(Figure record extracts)

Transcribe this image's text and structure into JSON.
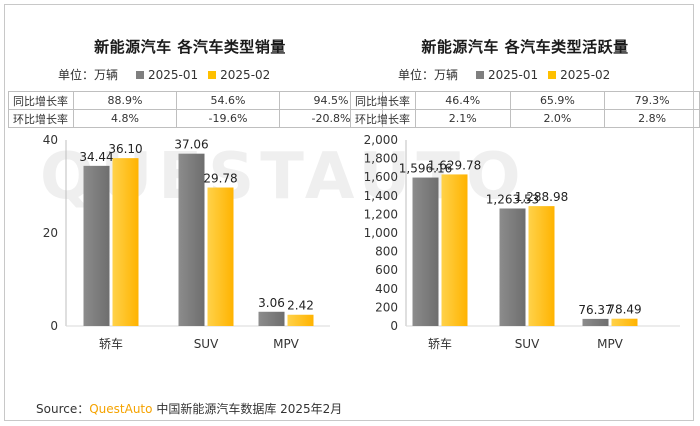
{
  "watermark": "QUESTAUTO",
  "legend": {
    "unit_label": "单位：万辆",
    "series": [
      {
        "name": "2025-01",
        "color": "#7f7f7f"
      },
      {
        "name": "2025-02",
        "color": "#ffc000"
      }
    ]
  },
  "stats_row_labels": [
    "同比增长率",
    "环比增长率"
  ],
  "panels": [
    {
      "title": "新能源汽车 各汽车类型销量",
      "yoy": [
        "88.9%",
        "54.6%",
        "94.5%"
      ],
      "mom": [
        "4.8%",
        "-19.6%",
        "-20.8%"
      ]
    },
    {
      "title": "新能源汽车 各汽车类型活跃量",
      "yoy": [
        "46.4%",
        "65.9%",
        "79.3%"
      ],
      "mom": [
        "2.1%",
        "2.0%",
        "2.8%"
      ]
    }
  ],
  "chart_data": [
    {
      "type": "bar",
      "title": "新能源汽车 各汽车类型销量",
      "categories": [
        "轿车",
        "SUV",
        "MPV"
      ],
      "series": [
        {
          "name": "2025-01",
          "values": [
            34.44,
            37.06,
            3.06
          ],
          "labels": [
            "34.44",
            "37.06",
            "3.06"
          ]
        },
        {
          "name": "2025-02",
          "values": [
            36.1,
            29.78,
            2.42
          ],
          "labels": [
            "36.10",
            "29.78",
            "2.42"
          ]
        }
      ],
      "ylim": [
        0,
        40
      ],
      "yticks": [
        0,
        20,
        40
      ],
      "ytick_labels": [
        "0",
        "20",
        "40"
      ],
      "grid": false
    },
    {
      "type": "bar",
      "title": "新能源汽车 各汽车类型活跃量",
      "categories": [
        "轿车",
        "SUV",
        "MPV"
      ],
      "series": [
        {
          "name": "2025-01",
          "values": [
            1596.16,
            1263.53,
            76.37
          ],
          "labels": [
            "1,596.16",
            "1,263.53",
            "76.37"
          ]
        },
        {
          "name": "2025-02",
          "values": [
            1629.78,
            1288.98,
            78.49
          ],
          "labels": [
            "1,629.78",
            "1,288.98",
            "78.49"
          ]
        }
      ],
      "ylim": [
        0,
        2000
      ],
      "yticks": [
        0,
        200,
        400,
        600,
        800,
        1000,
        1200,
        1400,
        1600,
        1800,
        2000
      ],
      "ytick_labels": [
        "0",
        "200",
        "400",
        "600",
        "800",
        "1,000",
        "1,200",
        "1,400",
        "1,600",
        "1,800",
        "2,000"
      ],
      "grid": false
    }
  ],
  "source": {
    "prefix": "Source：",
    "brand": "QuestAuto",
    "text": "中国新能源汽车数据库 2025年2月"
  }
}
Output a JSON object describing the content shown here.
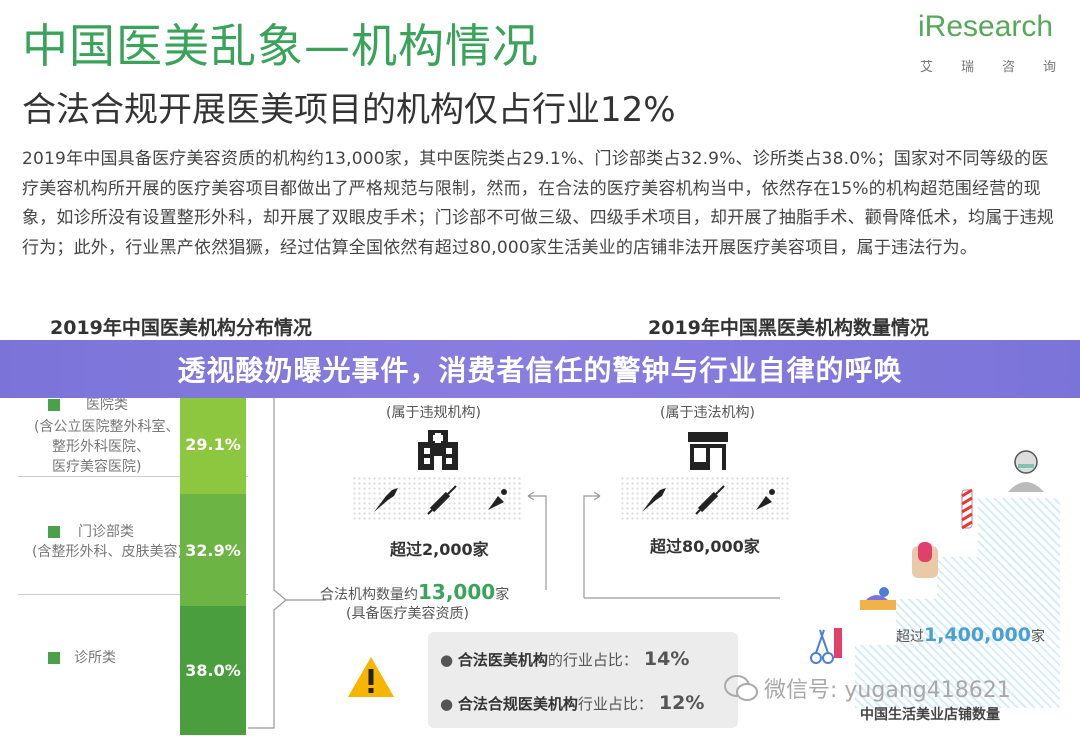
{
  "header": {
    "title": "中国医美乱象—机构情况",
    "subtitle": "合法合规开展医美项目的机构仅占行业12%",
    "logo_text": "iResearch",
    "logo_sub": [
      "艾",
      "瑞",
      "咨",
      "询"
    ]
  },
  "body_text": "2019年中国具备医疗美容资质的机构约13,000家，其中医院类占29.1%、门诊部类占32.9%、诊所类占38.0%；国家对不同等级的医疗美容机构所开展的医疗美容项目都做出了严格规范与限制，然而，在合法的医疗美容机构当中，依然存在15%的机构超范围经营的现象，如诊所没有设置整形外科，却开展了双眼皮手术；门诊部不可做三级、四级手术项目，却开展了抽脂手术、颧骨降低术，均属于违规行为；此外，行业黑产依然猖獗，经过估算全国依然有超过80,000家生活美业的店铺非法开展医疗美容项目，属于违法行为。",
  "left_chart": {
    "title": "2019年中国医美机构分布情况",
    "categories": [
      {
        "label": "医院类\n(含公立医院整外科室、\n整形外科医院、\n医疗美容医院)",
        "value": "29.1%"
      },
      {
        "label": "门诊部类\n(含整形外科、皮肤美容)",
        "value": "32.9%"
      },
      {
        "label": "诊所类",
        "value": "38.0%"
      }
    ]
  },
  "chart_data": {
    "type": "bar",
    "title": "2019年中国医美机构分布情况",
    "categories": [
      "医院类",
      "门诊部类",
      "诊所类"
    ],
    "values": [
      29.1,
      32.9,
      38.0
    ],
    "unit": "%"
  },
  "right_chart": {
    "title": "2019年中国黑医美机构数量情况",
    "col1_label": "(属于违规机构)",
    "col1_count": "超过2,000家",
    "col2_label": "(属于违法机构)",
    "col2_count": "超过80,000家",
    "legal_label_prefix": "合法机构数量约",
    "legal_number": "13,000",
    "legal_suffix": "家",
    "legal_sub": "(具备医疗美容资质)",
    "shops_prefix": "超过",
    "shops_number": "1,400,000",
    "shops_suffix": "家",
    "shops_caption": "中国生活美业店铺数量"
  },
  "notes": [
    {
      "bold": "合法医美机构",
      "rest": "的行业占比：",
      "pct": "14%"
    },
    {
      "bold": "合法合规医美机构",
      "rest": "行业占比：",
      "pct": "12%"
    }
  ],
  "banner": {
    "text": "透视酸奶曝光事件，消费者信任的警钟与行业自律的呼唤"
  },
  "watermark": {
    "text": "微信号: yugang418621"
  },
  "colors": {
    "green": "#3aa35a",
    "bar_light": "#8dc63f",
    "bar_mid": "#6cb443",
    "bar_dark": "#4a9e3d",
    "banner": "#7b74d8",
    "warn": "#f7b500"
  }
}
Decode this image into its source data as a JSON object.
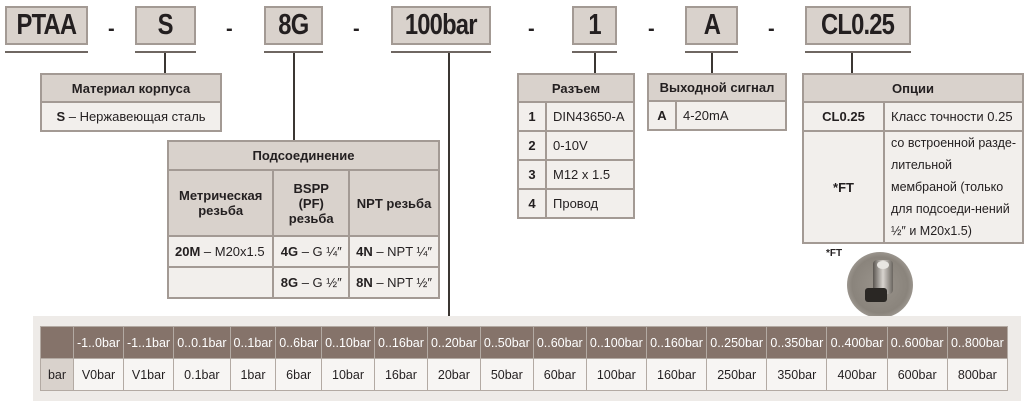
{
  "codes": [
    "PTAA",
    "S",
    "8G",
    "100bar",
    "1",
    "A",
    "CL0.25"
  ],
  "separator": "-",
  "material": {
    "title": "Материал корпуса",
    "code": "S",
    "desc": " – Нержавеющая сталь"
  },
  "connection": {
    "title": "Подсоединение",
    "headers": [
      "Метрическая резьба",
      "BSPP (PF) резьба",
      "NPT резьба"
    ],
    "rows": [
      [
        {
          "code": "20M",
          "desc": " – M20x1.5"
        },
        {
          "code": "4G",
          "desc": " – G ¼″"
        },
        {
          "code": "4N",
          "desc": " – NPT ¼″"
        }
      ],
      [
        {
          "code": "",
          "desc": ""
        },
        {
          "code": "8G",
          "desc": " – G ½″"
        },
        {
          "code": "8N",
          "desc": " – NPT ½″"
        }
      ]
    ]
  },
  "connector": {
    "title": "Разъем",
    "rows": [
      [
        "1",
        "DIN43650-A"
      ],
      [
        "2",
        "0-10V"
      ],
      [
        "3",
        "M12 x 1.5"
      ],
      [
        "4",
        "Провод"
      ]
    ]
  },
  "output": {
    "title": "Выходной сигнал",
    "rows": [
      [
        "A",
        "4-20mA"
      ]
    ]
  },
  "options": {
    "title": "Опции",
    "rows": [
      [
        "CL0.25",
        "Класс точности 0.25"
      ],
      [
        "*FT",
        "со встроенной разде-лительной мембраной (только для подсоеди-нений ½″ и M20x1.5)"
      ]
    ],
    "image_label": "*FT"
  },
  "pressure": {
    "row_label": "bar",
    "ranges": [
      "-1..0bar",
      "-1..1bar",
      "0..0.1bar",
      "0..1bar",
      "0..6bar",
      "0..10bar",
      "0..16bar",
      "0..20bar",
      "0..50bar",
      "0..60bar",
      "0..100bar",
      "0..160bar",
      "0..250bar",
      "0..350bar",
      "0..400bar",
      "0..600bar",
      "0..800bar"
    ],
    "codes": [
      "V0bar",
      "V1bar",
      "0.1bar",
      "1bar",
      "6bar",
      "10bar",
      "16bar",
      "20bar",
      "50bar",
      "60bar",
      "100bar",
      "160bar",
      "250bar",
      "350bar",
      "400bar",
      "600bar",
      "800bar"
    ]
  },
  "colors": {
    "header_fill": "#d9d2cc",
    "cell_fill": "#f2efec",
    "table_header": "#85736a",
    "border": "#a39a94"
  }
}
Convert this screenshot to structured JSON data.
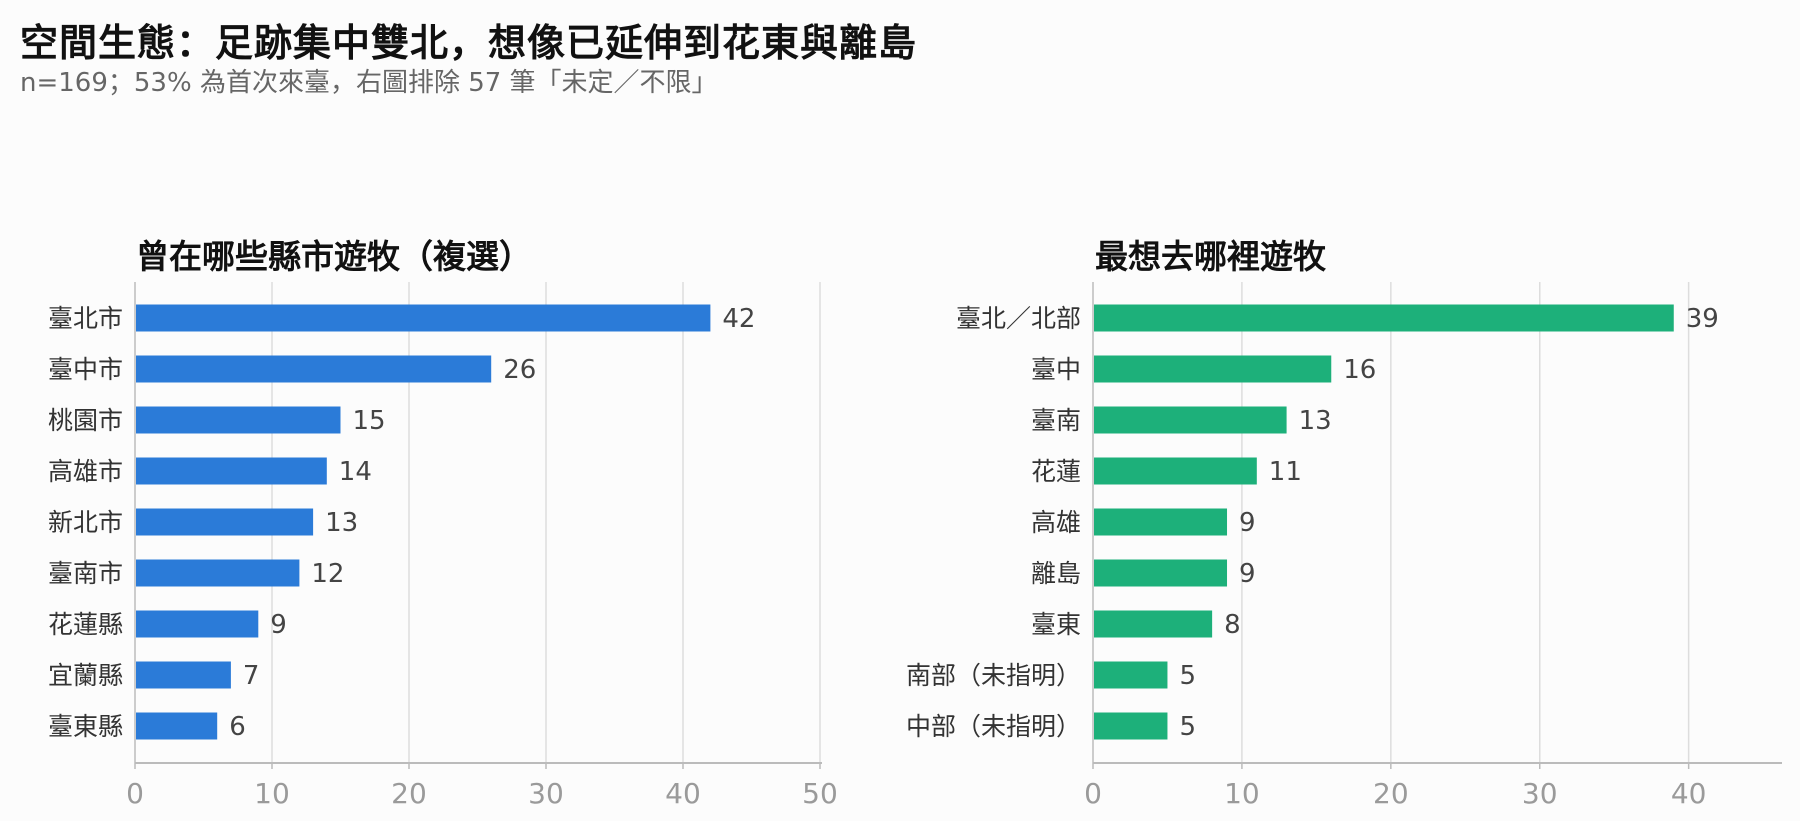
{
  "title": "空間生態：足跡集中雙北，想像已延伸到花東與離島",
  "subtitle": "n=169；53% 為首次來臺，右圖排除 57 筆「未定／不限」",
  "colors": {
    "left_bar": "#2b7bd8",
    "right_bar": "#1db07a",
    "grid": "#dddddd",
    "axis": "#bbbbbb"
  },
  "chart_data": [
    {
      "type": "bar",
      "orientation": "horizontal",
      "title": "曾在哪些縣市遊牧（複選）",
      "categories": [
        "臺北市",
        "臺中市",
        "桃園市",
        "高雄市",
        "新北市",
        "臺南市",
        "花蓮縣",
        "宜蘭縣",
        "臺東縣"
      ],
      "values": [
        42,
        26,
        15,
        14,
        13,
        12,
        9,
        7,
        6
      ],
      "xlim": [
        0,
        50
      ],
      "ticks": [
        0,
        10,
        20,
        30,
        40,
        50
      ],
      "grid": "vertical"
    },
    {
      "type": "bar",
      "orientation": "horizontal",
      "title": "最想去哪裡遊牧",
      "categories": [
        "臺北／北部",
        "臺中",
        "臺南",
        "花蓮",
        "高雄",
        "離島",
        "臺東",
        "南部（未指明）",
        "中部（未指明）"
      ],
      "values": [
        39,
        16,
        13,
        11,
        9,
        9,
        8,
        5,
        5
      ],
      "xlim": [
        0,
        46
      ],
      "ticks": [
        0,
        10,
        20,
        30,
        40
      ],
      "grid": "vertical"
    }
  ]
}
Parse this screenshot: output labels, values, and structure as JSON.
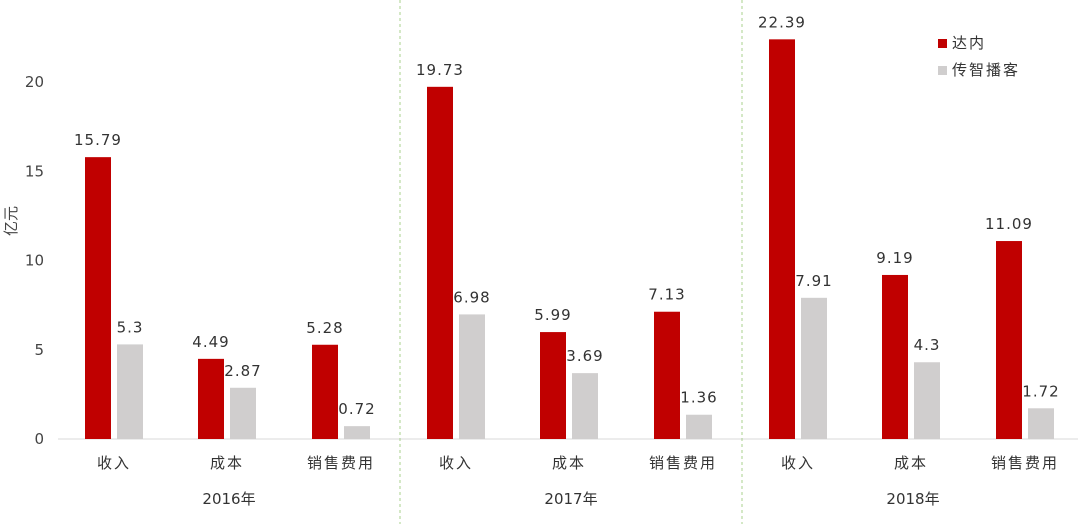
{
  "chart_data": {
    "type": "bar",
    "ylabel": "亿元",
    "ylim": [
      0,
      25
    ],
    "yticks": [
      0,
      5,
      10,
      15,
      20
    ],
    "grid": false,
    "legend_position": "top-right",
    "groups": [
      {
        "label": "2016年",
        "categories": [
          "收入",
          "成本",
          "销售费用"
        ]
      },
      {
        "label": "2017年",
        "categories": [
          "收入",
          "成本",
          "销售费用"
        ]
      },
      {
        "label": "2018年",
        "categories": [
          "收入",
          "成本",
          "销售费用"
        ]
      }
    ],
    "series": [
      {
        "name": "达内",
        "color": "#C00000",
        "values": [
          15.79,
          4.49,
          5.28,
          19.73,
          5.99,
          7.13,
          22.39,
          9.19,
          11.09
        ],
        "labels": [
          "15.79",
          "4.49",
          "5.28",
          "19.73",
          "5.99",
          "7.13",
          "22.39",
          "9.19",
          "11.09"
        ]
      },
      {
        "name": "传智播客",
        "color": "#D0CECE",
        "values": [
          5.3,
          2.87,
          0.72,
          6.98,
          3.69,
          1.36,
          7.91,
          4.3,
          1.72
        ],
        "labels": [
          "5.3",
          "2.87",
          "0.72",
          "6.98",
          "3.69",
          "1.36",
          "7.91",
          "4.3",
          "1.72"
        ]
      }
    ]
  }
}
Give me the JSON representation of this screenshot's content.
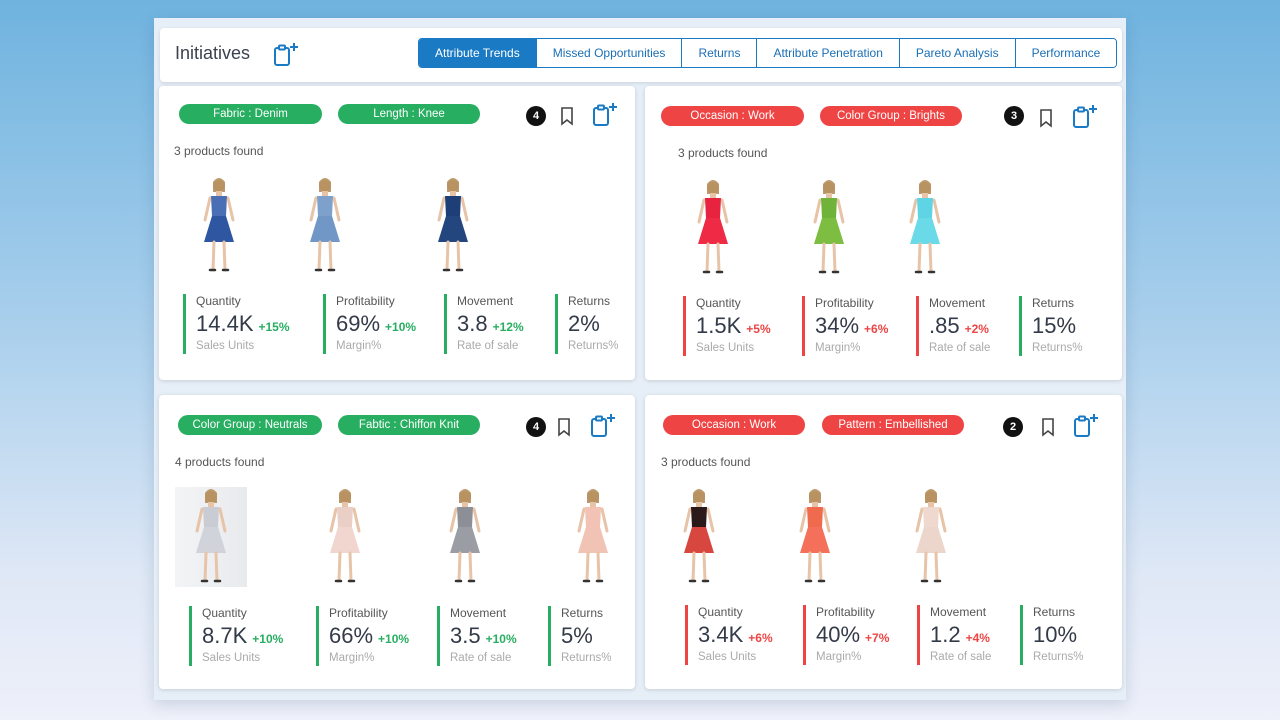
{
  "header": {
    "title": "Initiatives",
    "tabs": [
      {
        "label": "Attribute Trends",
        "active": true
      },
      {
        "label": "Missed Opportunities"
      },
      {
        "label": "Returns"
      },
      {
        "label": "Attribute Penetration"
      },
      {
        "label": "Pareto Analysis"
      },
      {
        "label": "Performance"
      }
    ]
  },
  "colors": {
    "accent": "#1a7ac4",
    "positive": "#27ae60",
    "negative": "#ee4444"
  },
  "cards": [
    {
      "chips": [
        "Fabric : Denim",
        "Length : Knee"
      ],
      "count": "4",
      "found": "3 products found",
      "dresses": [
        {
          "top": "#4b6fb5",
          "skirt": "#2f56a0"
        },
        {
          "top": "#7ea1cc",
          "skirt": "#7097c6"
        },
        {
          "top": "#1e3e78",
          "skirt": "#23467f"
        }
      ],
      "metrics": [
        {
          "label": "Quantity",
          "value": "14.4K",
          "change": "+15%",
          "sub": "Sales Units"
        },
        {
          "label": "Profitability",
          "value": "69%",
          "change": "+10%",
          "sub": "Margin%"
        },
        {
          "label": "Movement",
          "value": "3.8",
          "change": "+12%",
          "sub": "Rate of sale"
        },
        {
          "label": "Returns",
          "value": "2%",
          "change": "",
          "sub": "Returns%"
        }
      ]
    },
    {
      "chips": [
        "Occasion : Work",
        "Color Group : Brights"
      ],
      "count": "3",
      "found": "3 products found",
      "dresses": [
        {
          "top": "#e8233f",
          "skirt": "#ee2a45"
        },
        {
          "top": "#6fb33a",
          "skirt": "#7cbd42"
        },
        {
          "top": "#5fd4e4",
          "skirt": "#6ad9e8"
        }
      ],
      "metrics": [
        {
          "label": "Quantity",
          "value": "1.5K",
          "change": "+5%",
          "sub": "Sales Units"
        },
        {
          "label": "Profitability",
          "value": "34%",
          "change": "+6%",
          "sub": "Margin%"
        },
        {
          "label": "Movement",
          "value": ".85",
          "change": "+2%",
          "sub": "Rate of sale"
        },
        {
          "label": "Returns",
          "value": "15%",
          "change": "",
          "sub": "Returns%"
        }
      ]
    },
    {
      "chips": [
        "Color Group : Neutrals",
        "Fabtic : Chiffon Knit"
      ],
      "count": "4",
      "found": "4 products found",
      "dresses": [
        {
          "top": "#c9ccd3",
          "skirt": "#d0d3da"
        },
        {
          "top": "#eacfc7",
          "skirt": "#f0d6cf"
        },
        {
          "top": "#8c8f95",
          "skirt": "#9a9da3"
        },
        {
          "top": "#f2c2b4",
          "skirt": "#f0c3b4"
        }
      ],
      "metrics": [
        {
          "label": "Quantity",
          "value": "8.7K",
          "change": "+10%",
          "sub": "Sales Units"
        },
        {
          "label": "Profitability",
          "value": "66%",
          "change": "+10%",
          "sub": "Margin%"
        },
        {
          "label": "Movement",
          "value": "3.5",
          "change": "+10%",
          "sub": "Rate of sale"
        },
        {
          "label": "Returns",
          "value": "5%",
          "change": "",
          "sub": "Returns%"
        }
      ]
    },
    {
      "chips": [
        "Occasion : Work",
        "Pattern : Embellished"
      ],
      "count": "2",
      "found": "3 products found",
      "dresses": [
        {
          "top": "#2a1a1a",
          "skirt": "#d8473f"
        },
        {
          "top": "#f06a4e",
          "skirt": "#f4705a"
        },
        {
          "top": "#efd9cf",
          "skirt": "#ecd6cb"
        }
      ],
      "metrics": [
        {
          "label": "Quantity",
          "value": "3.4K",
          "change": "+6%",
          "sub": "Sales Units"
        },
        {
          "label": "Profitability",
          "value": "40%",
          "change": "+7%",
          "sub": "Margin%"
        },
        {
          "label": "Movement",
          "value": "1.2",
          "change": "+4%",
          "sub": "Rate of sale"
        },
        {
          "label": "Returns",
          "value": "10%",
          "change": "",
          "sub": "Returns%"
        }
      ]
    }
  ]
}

→ **Problem statement**: Identify every line holding the word "name" and copy it out.

→ **Task output**:
        "name": "2025-01",
        "name": "2025-02",
          "name": "2025-01",
          "name": "2025-02",
          "name": "2025-01",
          "name": "2025-02",
        "name": "达内",
        "name": "传智播客",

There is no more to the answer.